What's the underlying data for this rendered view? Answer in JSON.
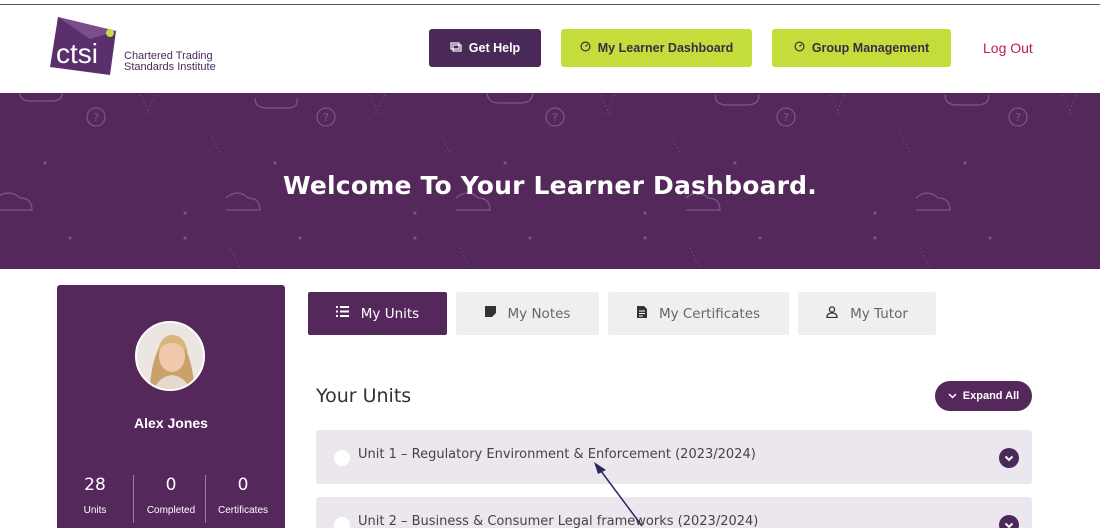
{
  "header": {
    "logo_word": "ctsi",
    "logo_line1": "Chartered Trading",
    "logo_line2": "Standards Institute",
    "get_help": "Get Help",
    "learner_dashboard": "My Learner Dashboard",
    "group_management": "Group Management",
    "logout": "Log Out"
  },
  "hero": {
    "title": "Welcome To Your Learner Dashboard."
  },
  "profile": {
    "name": "Alex Jones",
    "stats": [
      {
        "value": "28",
        "label": "Units"
      },
      {
        "value": "0",
        "label": "Completed"
      },
      {
        "value": "0",
        "label": "Certificates"
      }
    ]
  },
  "tabs": [
    {
      "label": "My Units",
      "icon": "list-icon",
      "active": true
    },
    {
      "label": "My Notes",
      "icon": "note-icon",
      "active": false
    },
    {
      "label": "My Certificates",
      "icon": "document-icon",
      "active": false
    },
    {
      "label": "My Tutor",
      "icon": "user-icon",
      "active": false
    }
  ],
  "units_section": {
    "title": "Your Units",
    "expand_all": "Expand All",
    "units": [
      {
        "title": "Unit 1 – Regulatory Environment & Enforcement (2023/2024)"
      },
      {
        "title": "Unit 2 – Business & Consumer Legal frameworks (2023/2024)"
      }
    ]
  },
  "colors": {
    "brand_purple": "#55285c",
    "accent_green": "#c5dd3a",
    "logout_red": "#c2185b"
  }
}
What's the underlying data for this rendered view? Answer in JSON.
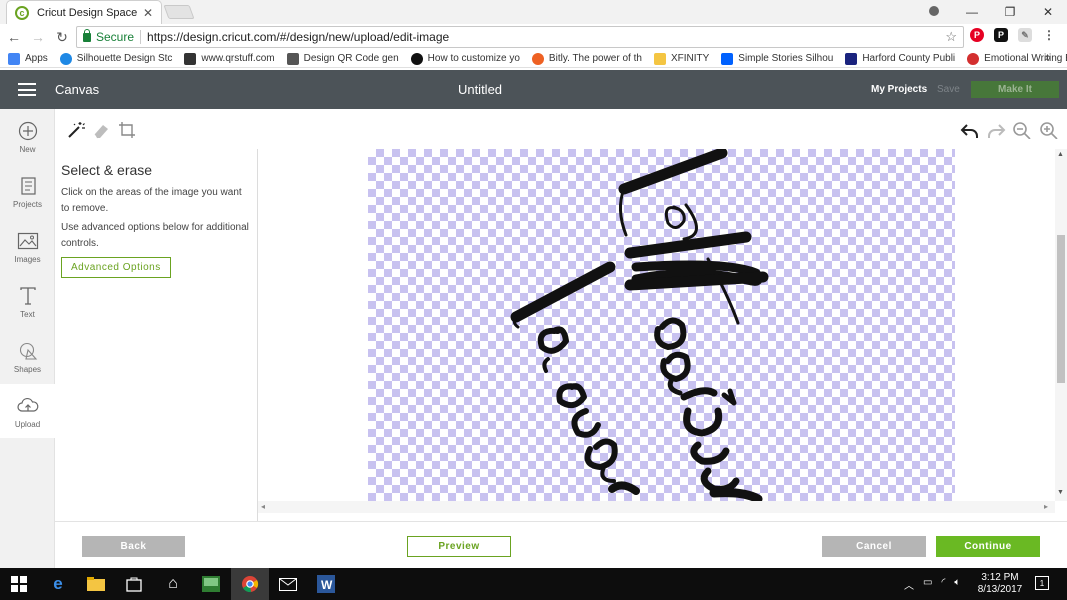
{
  "browser": {
    "tab_title": "Cricut Design Space",
    "tab_close": "✕",
    "secure_label": "Secure",
    "url": "https://design.cricut.com/#/design/new/upload/edit-image",
    "window_controls": [
      "—",
      "❐",
      "✕"
    ]
  },
  "bookmarks": {
    "items": [
      {
        "label": "Apps",
        "color": "#4285f4"
      },
      {
        "label": "Silhouette Design Stc",
        "color": "#1e88e5"
      },
      {
        "label": "www.qrstuff.com",
        "color": "#333333"
      },
      {
        "label": "Design QR Code gen",
        "color": "#555555"
      },
      {
        "label": "How to customize yo",
        "color": "#111111"
      },
      {
        "label": "Bitly. The power of th",
        "color": "#ee6123"
      },
      {
        "label": "XFINITY",
        "color": "#f4c542"
      },
      {
        "label": "Simple Stories Silhou",
        "color": "#0061fe"
      },
      {
        "label": "Harford County Publi",
        "color": "#1a237e"
      },
      {
        "label": "Emotional Writing BS",
        "color": "#d32f2f"
      }
    ],
    "more": "»"
  },
  "header": {
    "canvas_label": "Canvas",
    "document_title": "Untitled",
    "my_projects": "My Projects",
    "save": "Save",
    "make_it": "Make It"
  },
  "sidebar": {
    "items": [
      {
        "label": "New"
      },
      {
        "label": "Projects"
      },
      {
        "label": "Images"
      },
      {
        "label": "Text"
      },
      {
        "label": "Shapes"
      },
      {
        "label": "Upload"
      }
    ]
  },
  "panel": {
    "title": "Select & erase",
    "text1": "Click on the areas of the image you want to remove.",
    "text2": "Use advanced options below for additional controls.",
    "advanced_button": "Advanced Options"
  },
  "footer": {
    "back": "Back",
    "preview": "Preview",
    "cancel": "Cancel",
    "continue": "Continue"
  },
  "taskbar": {
    "time": "3:12 PM",
    "date": "8/13/2017"
  },
  "colors": {
    "accent_green": "#6ab923",
    "header_bg": "#4c5358",
    "checker_purple": "#c8c2f0"
  }
}
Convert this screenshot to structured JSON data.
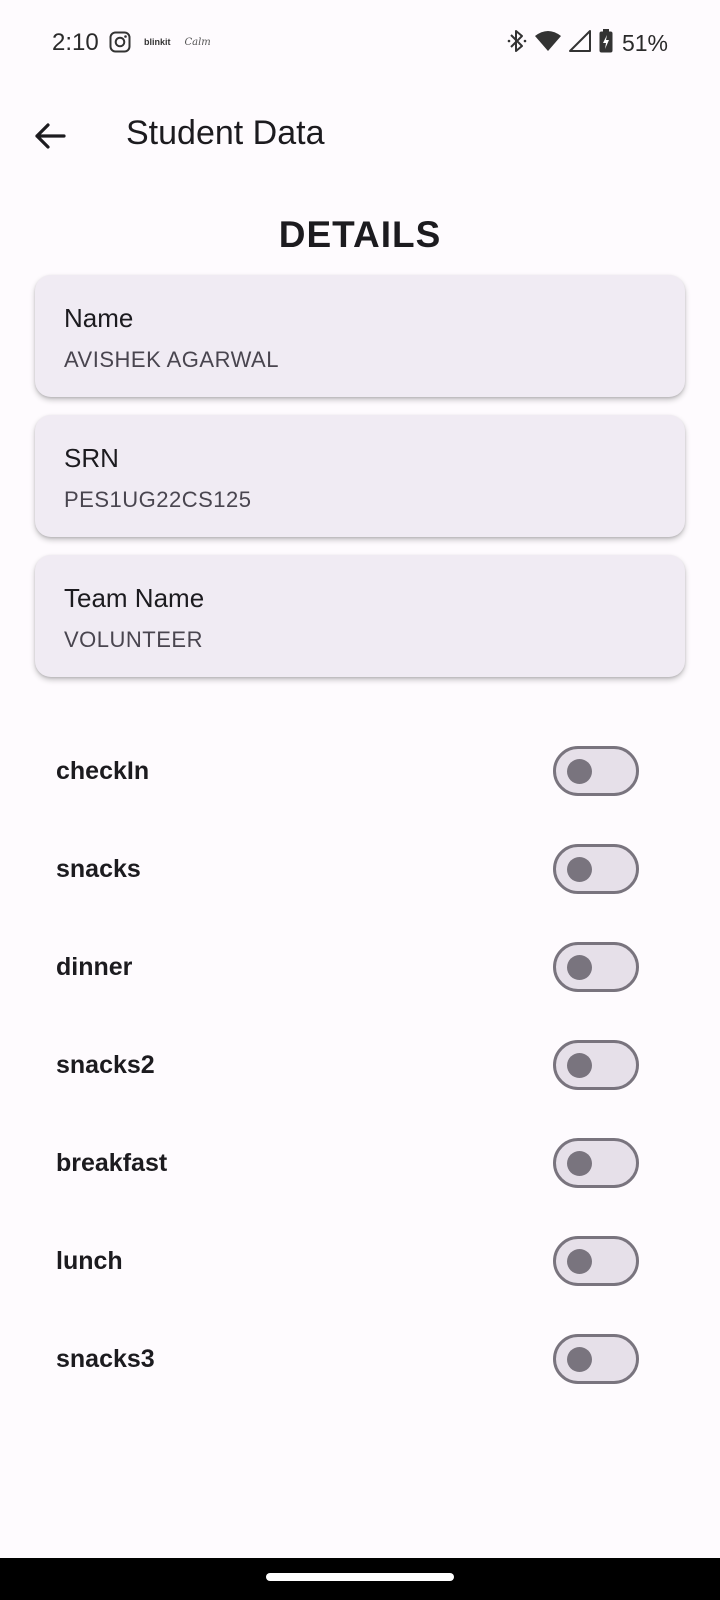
{
  "status_bar": {
    "time": "2:10",
    "app_icon_1": "instagram-icon",
    "app_label_1": "blinkit",
    "app_label_2": "Calm",
    "battery_percent": "51%"
  },
  "app_bar": {
    "title": "Student Data",
    "back_icon": "arrow-left-icon"
  },
  "details": {
    "heading": "DETAILS",
    "cards": [
      {
        "label": "Name",
        "value": "AVISHEK AGARWAL"
      },
      {
        "label": "SRN",
        "value": "PES1UG22CS125"
      },
      {
        "label": "Team Name",
        "value": "VOLUNTEER"
      }
    ]
  },
  "toggles": [
    {
      "label": "checkIn",
      "checked": false
    },
    {
      "label": "snacks",
      "checked": false
    },
    {
      "label": "dinner",
      "checked": false
    },
    {
      "label": "snacks2",
      "checked": false
    },
    {
      "label": "breakfast",
      "checked": false
    },
    {
      "label": "lunch",
      "checked": false
    },
    {
      "label": "snacks3",
      "checked": false
    }
  ],
  "colors": {
    "background": "#fefbfe",
    "card": "#f0ebf3",
    "switch_track": "#e6e0e9",
    "switch_outline": "#79747e",
    "text_primary": "#1c1b1f",
    "text_secondary": "#49454f"
  }
}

What you will do
Leave out the pictures and retype every line above exactly.

The completed task
What's the underlying data for this rendered view? Answer in JSON.
{
  "header": {
    "logo_word": "ctsi",
    "logo_line1": "Chartered Trading",
    "logo_line2": "Standards Institute",
    "get_help": "Get Help",
    "learner_dashboard": "My Learner Dashboard",
    "group_management": "Group Management",
    "logout": "Log Out"
  },
  "hero": {
    "title": "Welcome To Your Learner Dashboard."
  },
  "profile": {
    "name": "Alex Jones",
    "stats": [
      {
        "value": "28",
        "label": "Units"
      },
      {
        "value": "0",
        "label": "Completed"
      },
      {
        "value": "0",
        "label": "Certificates"
      }
    ]
  },
  "tabs": [
    {
      "label": "My Units",
      "icon": "list-icon",
      "active": true
    },
    {
      "label": "My Notes",
      "icon": "note-icon",
      "active": false
    },
    {
      "label": "My Certificates",
      "icon": "document-icon",
      "active": false
    },
    {
      "label": "My Tutor",
      "icon": "user-icon",
      "active": false
    }
  ],
  "units_section": {
    "title": "Your Units",
    "expand_all": "Expand All",
    "units": [
      {
        "title": "Unit 1 – Regulatory Environment & Enforcement (2023/2024)"
      },
      {
        "title": "Unit 2 – Business & Consumer Legal frameworks (2023/2024)"
      }
    ]
  },
  "colors": {
    "brand_purple": "#55285c",
    "accent_green": "#c5dd3a",
    "logout_red": "#c2185b"
  }
}
What's the underlying data for this rendered view? Answer in JSON.
{
  "browser": {
    "tab_title": "Cricut Design Space",
    "tab_close": "✕",
    "secure_label": "Secure",
    "url": "https://design.cricut.com/#/design/new/upload/edit-image",
    "window_controls": [
      "—",
      "❐",
      "✕"
    ]
  },
  "bookmarks": {
    "items": [
      {
        "label": "Apps",
        "color": "#4285f4"
      },
      {
        "label": "Silhouette Design Stc",
        "color": "#1e88e5"
      },
      {
        "label": "www.qrstuff.com",
        "color": "#333333"
      },
      {
        "label": "Design QR Code gen",
        "color": "#555555"
      },
      {
        "label": "How to customize yo",
        "color": "#111111"
      },
      {
        "label": "Bitly. The power of th",
        "color": "#ee6123"
      },
      {
        "label": "XFINITY",
        "color": "#f4c542"
      },
      {
        "label": "Simple Stories Silhou",
        "color": "#0061fe"
      },
      {
        "label": "Harford County Publi",
        "color": "#1a237e"
      },
      {
        "label": "Emotional Writing BS",
        "color": "#d32f2f"
      }
    ],
    "more": "»"
  },
  "header": {
    "canvas_label": "Canvas",
    "document_title": "Untitled",
    "my_projects": "My Projects",
    "save": "Save",
    "make_it": "Make It"
  },
  "sidebar": {
    "items": [
      {
        "label": "New"
      },
      {
        "label": "Projects"
      },
      {
        "label": "Images"
      },
      {
        "label": "Text"
      },
      {
        "label": "Shapes"
      },
      {
        "label": "Upload"
      }
    ]
  },
  "panel": {
    "title": "Select & erase",
    "text1": "Click on the areas of the image you want to remove.",
    "text2": "Use advanced options below for additional controls.",
    "advanced_button": "Advanced Options"
  },
  "footer": {
    "back": "Back",
    "preview": "Preview",
    "cancel": "Cancel",
    "continue": "Continue"
  },
  "taskbar": {
    "time": "3:12 PM",
    "date": "8/13/2017"
  },
  "colors": {
    "accent_green": "#6ab923",
    "header_bg": "#4c5358",
    "checker_purple": "#c8c2f0"
  }
}
Convert this screenshot to structured JSON data.
{
  "status_bar": {
    "time": "2:10",
    "app_icon_1": "instagram-icon",
    "app_label_1": "blinkit",
    "app_label_2": "Calm",
    "battery_percent": "51%"
  },
  "app_bar": {
    "title": "Student Data",
    "back_icon": "arrow-left-icon"
  },
  "details": {
    "heading": "DETAILS",
    "cards": [
      {
        "label": "Name",
        "value": "AVISHEK AGARWAL"
      },
      {
        "label": "SRN",
        "value": "PES1UG22CS125"
      },
      {
        "label": "Team Name",
        "value": "VOLUNTEER"
      }
    ]
  },
  "toggles": [
    {
      "label": "checkIn",
      "checked": false
    },
    {
      "label": "snacks",
      "checked": false
    },
    {
      "label": "dinner",
      "checked": false
    },
    {
      "label": "snacks2",
      "checked": false
    },
    {
      "label": "breakfast",
      "checked": false
    },
    {
      "label": "lunch",
      "checked": false
    },
    {
      "label": "snacks3",
      "checked": false
    }
  ],
  "colors": {
    "background": "#fefbfe",
    "card": "#f0ebf3",
    "switch_track": "#e6e0e9",
    "switch_outline": "#79747e",
    "text_primary": "#1c1b1f",
    "text_secondary": "#49454f"
  }
}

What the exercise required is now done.